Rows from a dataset
============================================================

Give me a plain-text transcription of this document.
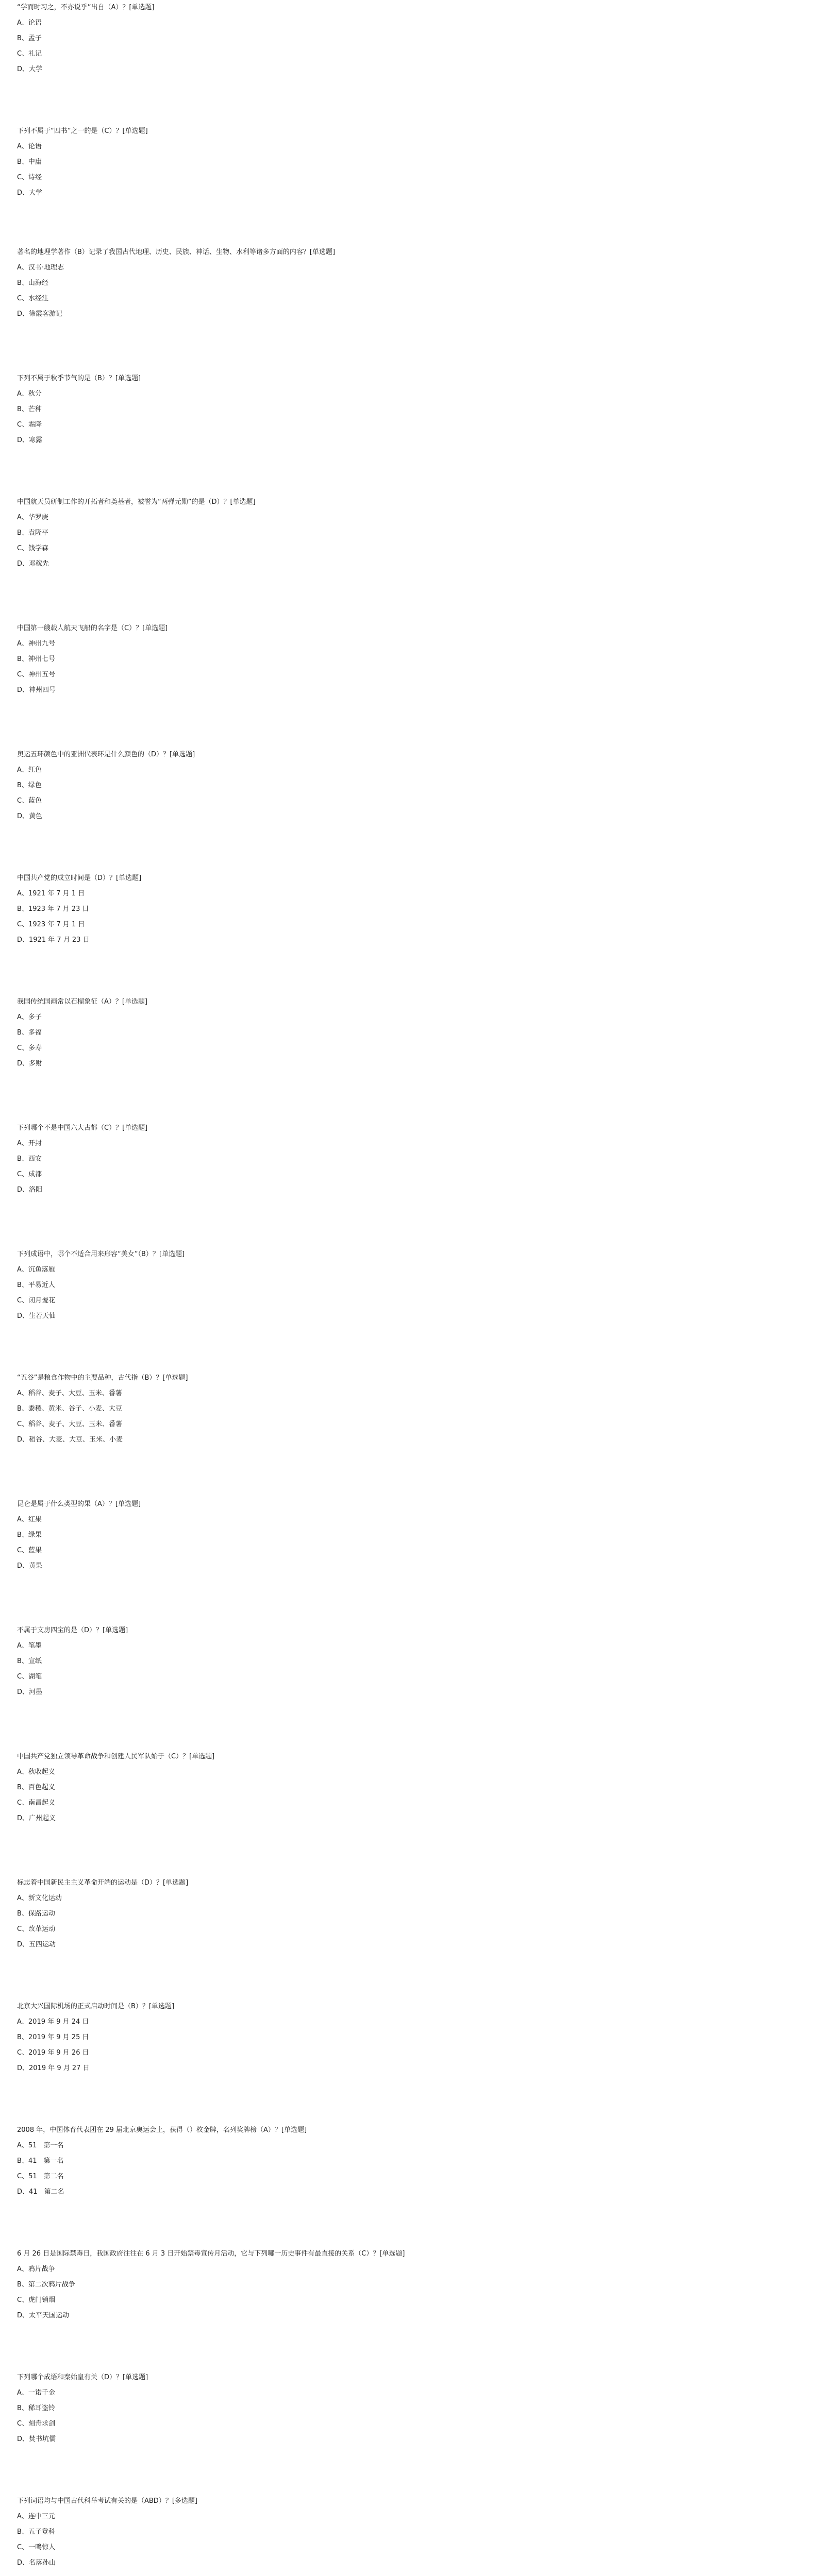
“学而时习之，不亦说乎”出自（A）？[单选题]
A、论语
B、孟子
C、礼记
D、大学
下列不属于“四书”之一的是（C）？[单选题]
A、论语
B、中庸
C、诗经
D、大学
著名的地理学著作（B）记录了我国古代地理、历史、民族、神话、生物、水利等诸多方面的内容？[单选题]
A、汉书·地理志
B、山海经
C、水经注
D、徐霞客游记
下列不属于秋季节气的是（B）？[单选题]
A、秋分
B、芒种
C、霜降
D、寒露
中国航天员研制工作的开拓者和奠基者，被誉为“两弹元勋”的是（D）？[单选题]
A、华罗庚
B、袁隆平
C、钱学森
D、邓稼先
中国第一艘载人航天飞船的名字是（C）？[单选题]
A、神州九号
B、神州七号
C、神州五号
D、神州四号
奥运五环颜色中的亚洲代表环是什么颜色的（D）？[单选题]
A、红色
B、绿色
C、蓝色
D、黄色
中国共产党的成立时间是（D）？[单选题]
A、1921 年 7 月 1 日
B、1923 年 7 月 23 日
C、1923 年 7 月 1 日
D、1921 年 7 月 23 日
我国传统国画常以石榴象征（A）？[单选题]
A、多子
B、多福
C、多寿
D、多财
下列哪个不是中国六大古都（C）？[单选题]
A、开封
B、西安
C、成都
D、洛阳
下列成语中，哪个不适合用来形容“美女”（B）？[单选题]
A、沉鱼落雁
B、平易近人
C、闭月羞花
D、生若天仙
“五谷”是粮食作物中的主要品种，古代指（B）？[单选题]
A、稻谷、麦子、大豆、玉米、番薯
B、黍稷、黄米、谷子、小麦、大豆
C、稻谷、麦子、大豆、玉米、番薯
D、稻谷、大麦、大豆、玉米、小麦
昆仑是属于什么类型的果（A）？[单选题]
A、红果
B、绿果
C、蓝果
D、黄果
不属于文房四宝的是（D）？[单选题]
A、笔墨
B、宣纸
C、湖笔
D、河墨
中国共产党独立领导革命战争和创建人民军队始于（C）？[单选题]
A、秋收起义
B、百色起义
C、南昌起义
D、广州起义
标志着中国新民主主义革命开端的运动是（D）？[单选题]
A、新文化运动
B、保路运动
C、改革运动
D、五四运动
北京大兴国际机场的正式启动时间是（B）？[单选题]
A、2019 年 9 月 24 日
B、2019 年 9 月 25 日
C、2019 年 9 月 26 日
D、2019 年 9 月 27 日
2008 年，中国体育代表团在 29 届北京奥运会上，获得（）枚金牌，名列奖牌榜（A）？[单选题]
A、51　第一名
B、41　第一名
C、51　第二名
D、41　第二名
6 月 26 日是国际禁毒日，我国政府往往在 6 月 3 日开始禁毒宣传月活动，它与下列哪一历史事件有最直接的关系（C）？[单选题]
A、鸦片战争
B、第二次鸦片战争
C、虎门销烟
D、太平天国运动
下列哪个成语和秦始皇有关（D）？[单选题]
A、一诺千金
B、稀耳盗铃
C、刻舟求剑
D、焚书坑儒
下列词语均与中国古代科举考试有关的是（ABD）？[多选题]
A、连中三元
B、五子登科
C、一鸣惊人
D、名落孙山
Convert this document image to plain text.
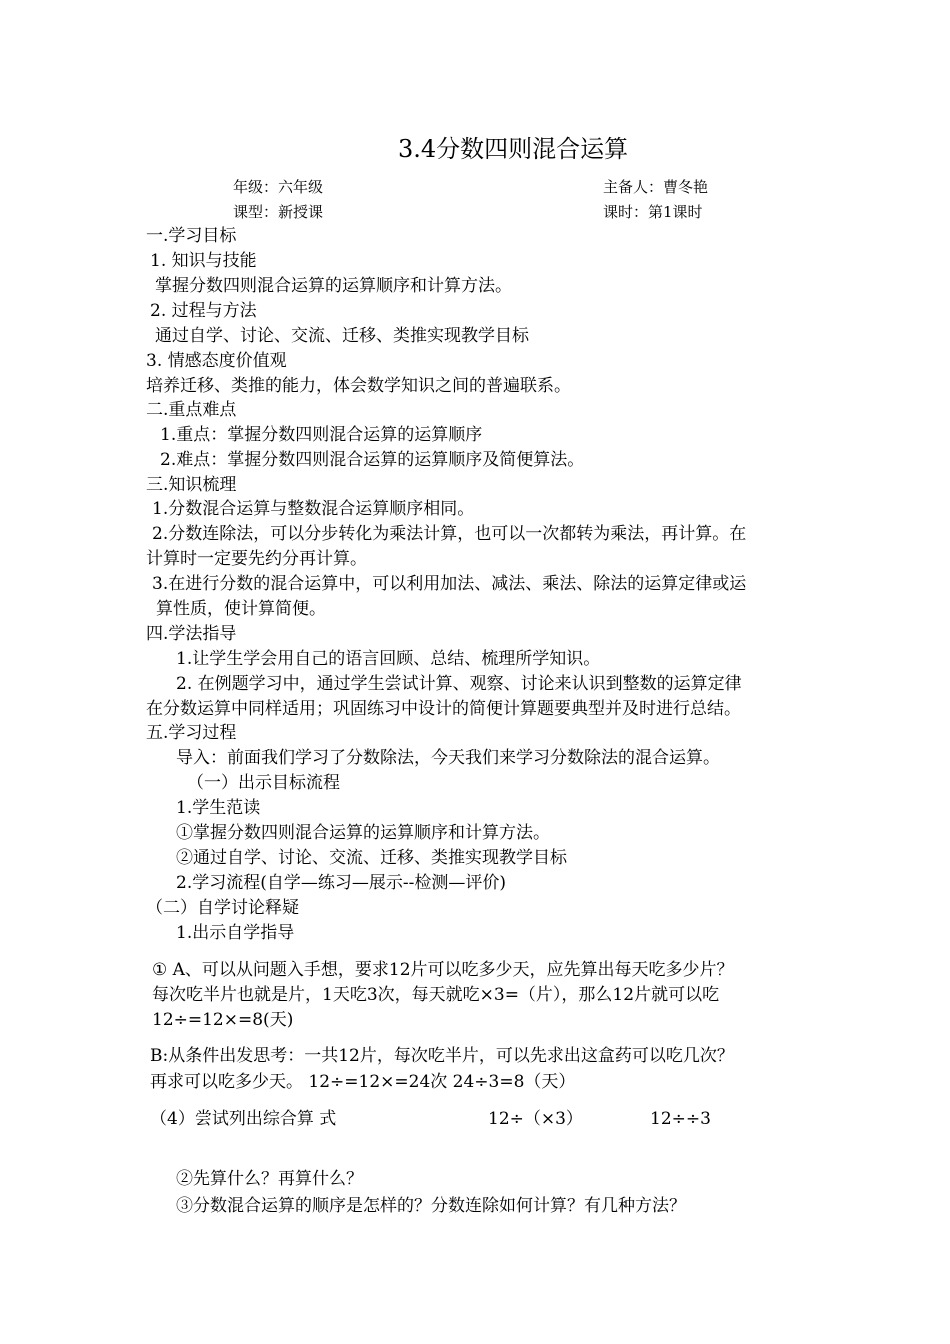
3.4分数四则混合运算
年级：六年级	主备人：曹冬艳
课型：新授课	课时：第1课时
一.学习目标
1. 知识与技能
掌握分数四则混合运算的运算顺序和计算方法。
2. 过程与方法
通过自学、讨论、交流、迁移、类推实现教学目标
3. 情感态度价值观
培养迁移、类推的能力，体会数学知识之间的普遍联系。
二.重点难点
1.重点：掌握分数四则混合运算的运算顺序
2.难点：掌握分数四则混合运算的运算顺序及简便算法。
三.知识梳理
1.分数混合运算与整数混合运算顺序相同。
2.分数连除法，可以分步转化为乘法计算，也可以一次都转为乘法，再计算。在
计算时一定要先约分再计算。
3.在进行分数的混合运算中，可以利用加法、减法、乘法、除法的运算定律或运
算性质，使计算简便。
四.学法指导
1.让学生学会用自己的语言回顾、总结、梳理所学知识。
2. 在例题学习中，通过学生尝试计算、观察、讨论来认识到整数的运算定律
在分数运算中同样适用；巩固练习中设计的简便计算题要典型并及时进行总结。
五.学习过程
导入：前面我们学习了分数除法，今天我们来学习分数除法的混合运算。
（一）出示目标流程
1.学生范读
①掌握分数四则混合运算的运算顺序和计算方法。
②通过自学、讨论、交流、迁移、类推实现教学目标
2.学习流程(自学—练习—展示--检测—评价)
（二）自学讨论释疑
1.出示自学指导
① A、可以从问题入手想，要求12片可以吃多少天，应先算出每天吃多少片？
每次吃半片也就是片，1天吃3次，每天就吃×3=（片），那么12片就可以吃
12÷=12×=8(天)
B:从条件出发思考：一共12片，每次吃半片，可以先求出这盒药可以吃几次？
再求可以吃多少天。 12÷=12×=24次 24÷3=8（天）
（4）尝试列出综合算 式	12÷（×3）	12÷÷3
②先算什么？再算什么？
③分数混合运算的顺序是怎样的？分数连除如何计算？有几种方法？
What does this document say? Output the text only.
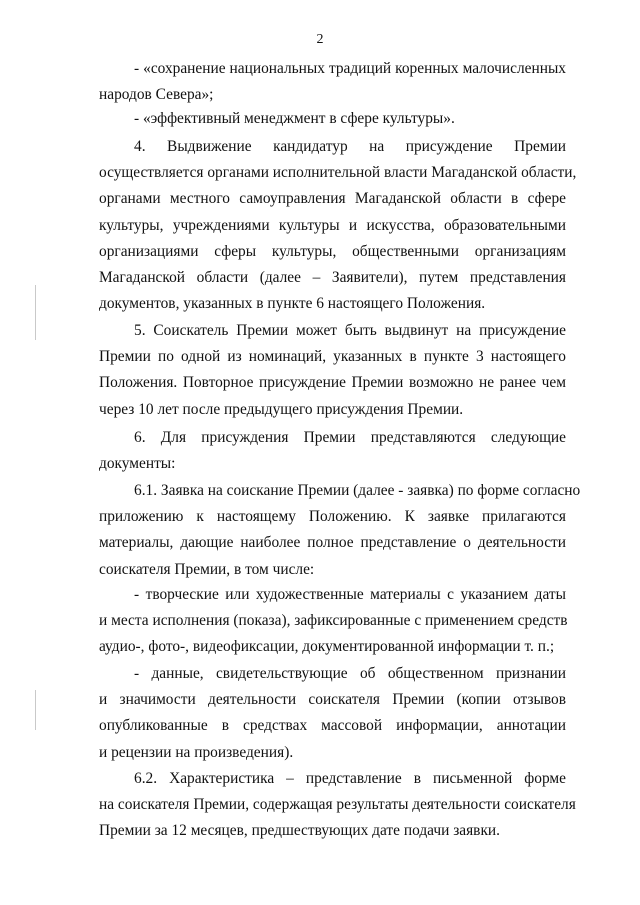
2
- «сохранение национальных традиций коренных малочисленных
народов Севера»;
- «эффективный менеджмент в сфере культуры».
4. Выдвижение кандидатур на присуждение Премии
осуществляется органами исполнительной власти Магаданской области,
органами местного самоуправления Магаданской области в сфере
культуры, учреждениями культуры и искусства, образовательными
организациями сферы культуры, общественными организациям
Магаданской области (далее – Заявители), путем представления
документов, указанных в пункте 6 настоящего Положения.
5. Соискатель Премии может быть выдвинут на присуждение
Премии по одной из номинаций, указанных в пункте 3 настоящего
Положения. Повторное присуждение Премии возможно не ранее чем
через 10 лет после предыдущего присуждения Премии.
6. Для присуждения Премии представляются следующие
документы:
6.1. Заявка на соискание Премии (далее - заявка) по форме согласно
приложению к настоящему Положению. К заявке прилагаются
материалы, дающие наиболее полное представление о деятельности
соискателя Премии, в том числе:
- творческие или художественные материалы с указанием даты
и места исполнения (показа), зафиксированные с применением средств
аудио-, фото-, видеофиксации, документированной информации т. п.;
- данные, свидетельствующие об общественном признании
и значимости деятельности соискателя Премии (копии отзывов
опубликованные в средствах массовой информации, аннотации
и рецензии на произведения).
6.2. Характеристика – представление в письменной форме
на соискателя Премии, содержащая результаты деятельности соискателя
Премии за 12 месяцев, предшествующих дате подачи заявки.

============================================================

- Exercise
Look through the entries above and report each line where the string "document" occurs.

- Reply to the task
Give me a plain-text transcription of this document.
Convert this document image to plain text.
What does this document say? Output the text only.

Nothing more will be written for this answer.